# Aim
Determine the count of lines holding the string "módszertani". Return only the number.

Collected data
━━━━━━━━━━━━━━━━━━━━
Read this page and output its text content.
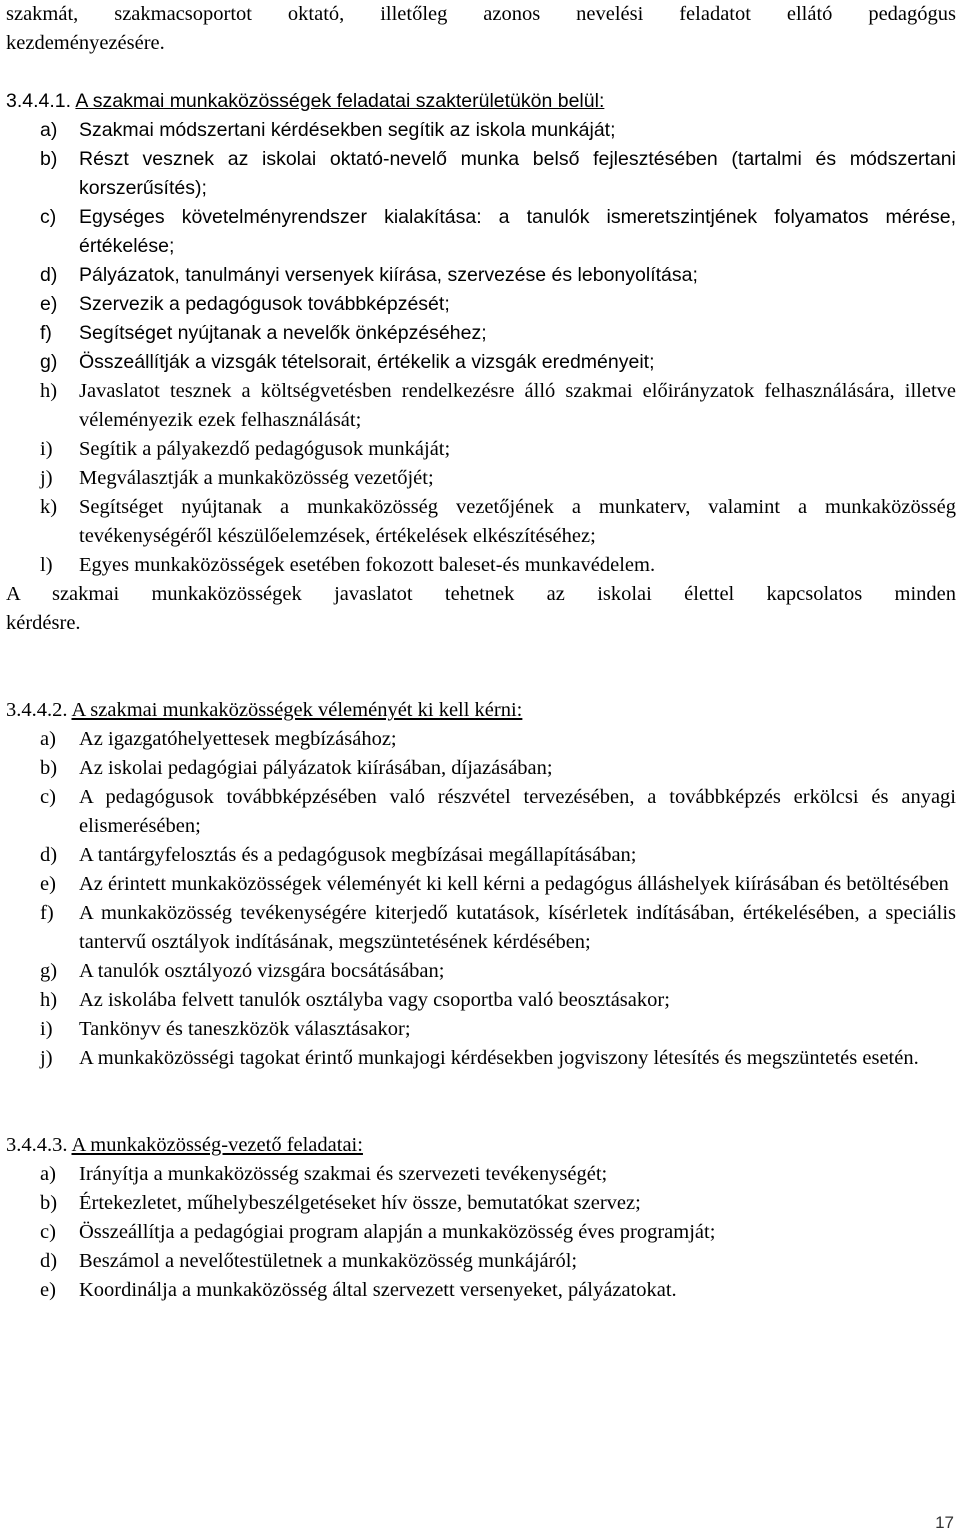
szakmát, szakmacsoportot oktató, illetőleg azonos nevelési feladatot ellátó pedagógus
kezdeményezésére.
3.4.4.1. A szakmai munkaközösségek feladatai szakterületükön belül:
a) Szakmai módszertani kérdésekben segítik az iskola munkáját;
b) Részt vesznek az iskolai oktató-nevelő munka belső fejlesztésében (tartalmi és módszertani korszerűsítés);
c) Egységes követelményrendszer kialakítása: a tanulók ismeretszintjének folyamatos mérése, értékelése;
d) Pályázatok, tanulmányi versenyek kiírása, szervezése és lebonyolítása;
e) Szervezik a pedagógusok továbbképzését;
f) Segítséget nyújtanak a nevelők önképzéséhez;
g) Összeállítják a vizsgák tételsorait, értékelik a vizsgák eredményeit;
h) Javaslatot tesznek a költségvetésben rendelkezésre álló szakmai előirányzatok felhasználására, illetve véleményezik ezek felhasználását;
i) Segítik a pályakezdő pedagógusok munkáját;
j) Megválasztják a munkaközösség vezetőjét;
k) Segítséget nyújtanak a munkaközösség vezetőjének a munkaterv, valamint a munkaközösség tevékenységéről készülőelemzések, értékelések elkészítéséhez;
l) Egyes munkaközösségek esetében fokozott baleset-és munkavédelem.
A szakmai munkaközösségek javaslatot tehetnek az iskolai élettel kapcsolatos minden
kérdésre.
3.4.4.2. A szakmai munkaközösségek véleményét ki kell kérni:
a) Az igazgatóhelyettesek megbízásához;
b) Az iskolai pedagógiai pályázatok kiírásában, díjazásában;
c) A pedagógusok továbbképzésében való részvétel tervezésében, a továbbképzés erkölcsi és anyagi elismerésében;
d) A tantárgyfelosztás és a pedagógusok megbízásai megállapításában;
e) Az érintett munkaközösségek véleményét ki kell kérni a pedagógus álláshelyek kiírásában és betöltésében
f) A munkaközösség tevékenységére kiterjedő kutatások, kísérletek indításában, értékelésében, a speciális tantervű osztályok indításának, megszüntetésének kérdésében;
g) A tanulók osztályozó vizsgára bocsátásában;
h) Az iskolába felvett tanulók osztályba vagy csoportba való beosztásakor;
i) Tankönyv és taneszközök választásakor;
j) A munkaközösségi tagokat érintő munkajogi kérdésekben jogviszony létesítés és megszüntetés esetén.
3.4.4.3. A munkaközösség-vezető feladatai:
a) Irányítja a munkaközösség szakmai és szervezeti tevékenységét;
b) Értekezletet, műhelybeszélgetéseket hív össze, bemutatókat szervez;
c) Összeállítja a pedagógiai program alapján a munkaközösség éves programját;
d) Beszámol a nevelőtestületnek a munkaközösség munkájáról;
e) Koordinálja a munkaközösség által szervezett versenyeket, pályázatokat.
17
━━━━━━━━━━━━━━━━━━━━
# Output for this task
2